The problem:
Word for word, set down the records and skip each picture.

Data rows:
★ ★ ★ ★
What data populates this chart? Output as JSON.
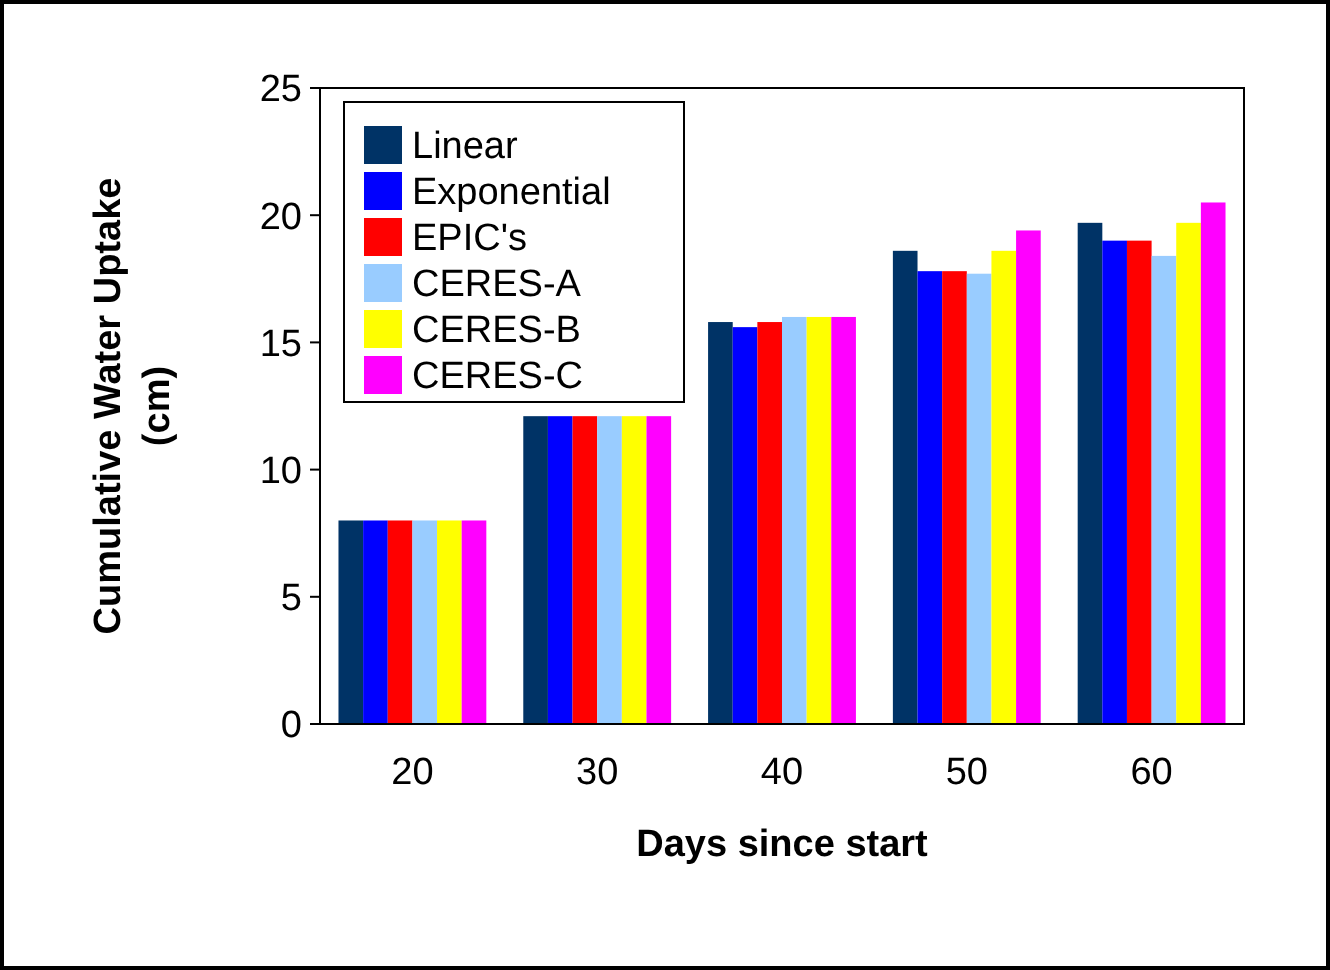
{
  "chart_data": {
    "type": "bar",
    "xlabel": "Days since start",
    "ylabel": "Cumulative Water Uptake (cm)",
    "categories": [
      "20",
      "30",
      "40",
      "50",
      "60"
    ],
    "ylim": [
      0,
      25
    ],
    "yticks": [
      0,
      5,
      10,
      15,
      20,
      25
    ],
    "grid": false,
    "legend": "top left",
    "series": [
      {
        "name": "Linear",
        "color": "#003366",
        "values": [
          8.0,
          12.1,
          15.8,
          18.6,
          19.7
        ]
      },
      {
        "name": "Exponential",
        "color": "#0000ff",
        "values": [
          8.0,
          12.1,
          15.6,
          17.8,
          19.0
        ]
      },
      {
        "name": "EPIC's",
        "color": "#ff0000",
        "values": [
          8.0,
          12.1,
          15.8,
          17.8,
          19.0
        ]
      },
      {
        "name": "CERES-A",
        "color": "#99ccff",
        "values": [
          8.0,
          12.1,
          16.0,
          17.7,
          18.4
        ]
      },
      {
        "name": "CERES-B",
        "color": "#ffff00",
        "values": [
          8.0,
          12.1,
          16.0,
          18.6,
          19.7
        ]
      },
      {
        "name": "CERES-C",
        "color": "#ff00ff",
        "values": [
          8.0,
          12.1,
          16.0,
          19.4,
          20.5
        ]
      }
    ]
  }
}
★ ★ ★ ★
Solution to this exercise:
What data populates this chart? Output as JSON.
{
  "chart_data": {
    "type": "bar",
    "xlabel": "Days since start",
    "ylabel": "Cumulative Water Uptake (cm)",
    "categories": [
      "20",
      "30",
      "40",
      "50",
      "60"
    ],
    "ylim": [
      0,
      25
    ],
    "yticks": [
      0,
      5,
      10,
      15,
      20,
      25
    ],
    "grid": false,
    "legend": "top left",
    "series": [
      {
        "name": "Linear",
        "color": "#003366",
        "values": [
          8.0,
          12.1,
          15.8,
          18.6,
          19.7
        ]
      },
      {
        "name": "Exponential",
        "color": "#0000ff",
        "values": [
          8.0,
          12.1,
          15.6,
          17.8,
          19.0
        ]
      },
      {
        "name": "EPIC's",
        "color": "#ff0000",
        "values": [
          8.0,
          12.1,
          15.8,
          17.8,
          19.0
        ]
      },
      {
        "name": "CERES-A",
        "color": "#99ccff",
        "values": [
          8.0,
          12.1,
          16.0,
          17.7,
          18.4
        ]
      },
      {
        "name": "CERES-B",
        "color": "#ffff00",
        "values": [
          8.0,
          12.1,
          16.0,
          18.6,
          19.7
        ]
      },
      {
        "name": "CERES-C",
        "color": "#ff00ff",
        "values": [
          8.0,
          12.1,
          16.0,
          19.4,
          20.5
        ]
      }
    ]
  }
}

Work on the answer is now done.